● Your goal
Compute how many lines in the entries below contain "next", and output nothing but the number.

● Given information

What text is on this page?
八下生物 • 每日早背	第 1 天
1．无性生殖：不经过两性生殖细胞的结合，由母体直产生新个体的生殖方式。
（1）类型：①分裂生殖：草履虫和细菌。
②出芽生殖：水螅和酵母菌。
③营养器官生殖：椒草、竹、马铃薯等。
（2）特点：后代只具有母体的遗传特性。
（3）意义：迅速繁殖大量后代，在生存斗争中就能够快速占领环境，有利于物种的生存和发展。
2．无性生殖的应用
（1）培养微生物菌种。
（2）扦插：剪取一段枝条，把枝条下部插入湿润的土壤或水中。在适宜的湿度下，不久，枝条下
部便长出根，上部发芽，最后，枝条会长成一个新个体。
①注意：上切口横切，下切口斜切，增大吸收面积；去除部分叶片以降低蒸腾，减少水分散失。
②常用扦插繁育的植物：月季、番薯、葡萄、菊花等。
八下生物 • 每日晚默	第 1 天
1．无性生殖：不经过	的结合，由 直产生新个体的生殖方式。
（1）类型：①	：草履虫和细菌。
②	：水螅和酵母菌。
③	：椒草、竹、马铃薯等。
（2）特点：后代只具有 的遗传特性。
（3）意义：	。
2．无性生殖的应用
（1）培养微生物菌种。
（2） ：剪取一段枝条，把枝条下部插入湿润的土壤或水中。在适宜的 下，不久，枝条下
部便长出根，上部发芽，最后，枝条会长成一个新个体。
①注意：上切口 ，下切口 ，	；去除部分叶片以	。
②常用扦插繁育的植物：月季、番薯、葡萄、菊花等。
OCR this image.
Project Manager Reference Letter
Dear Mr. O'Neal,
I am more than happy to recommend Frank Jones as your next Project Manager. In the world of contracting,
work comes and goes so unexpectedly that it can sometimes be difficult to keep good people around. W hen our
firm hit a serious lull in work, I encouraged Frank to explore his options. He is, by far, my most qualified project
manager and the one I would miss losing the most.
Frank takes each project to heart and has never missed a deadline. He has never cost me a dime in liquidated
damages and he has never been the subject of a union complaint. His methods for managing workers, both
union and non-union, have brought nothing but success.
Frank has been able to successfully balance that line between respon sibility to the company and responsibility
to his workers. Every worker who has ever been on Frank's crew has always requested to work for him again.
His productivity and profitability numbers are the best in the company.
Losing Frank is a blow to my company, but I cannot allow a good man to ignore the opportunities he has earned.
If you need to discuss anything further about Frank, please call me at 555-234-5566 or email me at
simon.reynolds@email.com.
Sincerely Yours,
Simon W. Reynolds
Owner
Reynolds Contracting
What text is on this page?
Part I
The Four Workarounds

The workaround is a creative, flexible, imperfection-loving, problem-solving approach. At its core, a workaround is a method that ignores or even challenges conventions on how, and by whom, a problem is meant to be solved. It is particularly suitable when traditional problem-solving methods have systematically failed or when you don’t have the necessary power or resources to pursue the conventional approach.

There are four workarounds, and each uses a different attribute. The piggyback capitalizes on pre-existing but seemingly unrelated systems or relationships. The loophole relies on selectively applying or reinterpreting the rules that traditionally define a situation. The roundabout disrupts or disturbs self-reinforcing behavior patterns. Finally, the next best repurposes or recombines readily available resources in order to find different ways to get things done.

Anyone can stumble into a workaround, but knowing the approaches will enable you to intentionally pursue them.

● Response for this exercise
2